--- Material for this task ---
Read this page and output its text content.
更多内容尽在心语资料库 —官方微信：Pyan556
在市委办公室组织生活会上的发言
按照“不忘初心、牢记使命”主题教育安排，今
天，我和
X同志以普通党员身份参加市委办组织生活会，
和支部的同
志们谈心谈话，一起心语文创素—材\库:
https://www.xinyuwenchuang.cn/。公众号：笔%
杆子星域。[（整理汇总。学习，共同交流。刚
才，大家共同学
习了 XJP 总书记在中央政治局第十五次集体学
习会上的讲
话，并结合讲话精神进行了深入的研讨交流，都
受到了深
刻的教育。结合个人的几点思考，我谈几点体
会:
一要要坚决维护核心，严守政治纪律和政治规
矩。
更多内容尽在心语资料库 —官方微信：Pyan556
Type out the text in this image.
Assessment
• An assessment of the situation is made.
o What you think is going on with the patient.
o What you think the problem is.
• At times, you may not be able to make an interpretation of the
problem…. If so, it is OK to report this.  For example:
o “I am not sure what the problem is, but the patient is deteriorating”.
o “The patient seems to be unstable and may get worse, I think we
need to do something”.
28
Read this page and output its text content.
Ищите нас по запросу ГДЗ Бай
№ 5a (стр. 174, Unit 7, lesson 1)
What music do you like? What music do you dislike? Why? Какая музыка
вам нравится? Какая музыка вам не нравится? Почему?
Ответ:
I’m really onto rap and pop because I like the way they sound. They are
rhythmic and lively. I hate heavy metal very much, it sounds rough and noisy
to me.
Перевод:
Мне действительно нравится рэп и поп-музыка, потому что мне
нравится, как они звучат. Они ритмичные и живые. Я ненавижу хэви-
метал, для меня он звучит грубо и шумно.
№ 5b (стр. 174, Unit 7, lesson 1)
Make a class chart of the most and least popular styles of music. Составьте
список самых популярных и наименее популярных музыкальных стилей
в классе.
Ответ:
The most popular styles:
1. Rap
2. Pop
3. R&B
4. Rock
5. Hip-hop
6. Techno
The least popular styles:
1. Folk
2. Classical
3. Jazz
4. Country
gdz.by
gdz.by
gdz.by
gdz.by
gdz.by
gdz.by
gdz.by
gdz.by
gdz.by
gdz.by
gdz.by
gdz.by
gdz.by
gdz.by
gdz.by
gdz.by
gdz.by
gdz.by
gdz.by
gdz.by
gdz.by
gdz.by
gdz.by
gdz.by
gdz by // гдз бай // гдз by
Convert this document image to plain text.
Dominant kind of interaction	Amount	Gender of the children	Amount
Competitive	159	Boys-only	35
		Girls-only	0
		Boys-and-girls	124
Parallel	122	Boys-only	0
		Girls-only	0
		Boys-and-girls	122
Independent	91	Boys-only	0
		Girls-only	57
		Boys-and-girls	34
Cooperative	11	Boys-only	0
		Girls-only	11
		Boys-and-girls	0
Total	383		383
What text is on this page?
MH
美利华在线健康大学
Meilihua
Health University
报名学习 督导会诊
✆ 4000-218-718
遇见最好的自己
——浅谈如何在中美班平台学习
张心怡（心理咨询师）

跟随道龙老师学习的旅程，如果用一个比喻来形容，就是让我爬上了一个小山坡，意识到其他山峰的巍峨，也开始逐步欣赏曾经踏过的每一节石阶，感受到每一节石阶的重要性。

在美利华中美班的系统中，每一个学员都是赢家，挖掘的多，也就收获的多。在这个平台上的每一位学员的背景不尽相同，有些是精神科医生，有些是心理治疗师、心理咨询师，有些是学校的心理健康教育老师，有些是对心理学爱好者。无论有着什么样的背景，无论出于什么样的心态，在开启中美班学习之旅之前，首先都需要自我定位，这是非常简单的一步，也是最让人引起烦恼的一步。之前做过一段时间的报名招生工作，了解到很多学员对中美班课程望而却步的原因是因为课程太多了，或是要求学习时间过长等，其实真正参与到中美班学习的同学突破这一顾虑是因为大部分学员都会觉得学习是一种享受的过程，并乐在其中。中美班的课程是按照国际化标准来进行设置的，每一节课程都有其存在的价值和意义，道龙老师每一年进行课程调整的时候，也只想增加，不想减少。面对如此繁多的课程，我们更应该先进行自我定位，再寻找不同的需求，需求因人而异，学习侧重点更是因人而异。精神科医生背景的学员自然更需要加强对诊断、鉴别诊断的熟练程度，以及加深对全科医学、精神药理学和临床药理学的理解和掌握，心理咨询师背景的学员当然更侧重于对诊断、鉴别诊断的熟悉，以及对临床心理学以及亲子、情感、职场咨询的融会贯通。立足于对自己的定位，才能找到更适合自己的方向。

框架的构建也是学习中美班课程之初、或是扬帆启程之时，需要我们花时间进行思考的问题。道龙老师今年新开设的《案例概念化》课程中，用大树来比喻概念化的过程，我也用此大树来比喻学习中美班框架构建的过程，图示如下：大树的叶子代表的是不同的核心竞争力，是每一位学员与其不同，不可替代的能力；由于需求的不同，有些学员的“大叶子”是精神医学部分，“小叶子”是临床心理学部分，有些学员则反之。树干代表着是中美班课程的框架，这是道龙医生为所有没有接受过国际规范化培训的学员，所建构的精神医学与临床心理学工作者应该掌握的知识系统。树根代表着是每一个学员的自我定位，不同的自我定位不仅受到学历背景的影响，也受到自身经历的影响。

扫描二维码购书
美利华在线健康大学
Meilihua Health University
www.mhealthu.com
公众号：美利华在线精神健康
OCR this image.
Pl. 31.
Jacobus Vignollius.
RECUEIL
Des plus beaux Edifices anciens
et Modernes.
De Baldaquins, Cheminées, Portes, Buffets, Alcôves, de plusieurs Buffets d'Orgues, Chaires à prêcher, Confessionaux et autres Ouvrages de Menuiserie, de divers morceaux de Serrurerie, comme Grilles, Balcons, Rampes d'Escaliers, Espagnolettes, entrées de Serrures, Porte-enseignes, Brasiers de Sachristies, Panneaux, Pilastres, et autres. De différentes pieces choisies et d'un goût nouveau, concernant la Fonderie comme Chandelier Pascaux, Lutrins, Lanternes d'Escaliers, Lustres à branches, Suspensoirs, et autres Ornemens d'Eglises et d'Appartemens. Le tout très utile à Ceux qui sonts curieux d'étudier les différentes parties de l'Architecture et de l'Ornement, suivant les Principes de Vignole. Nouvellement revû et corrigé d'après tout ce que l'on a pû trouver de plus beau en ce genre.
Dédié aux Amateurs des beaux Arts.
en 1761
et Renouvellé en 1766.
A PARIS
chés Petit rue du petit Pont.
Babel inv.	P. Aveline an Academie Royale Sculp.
---
* Exercise details *
Within the data above, count the lines that contain the string "text"; the reply is the number alone.

* Solution *
5